▸ BRIEF: Copy each line in the data that includes the word "Output".

********************

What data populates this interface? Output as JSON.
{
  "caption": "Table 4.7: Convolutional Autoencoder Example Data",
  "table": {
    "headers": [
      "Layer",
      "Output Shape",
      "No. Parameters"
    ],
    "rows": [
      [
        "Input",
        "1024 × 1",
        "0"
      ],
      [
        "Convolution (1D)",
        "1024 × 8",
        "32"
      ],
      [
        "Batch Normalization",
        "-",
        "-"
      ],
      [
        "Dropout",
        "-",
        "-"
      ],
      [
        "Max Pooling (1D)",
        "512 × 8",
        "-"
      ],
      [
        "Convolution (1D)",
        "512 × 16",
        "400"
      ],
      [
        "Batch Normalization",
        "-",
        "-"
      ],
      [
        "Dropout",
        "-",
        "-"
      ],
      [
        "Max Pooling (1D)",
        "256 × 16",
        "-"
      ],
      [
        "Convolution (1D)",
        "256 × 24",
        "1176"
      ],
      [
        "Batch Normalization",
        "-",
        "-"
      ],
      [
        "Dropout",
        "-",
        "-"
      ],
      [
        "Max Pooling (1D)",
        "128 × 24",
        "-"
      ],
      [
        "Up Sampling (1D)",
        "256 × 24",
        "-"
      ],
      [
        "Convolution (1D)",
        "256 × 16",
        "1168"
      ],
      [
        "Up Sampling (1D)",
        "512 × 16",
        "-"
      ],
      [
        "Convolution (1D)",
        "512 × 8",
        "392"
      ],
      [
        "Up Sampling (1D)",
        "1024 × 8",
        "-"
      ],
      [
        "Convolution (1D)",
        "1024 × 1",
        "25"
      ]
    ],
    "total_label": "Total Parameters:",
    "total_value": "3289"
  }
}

********************

▸ FINAL ANSWER:
What data populates this interface? Output as JSON.
      "Output Shape",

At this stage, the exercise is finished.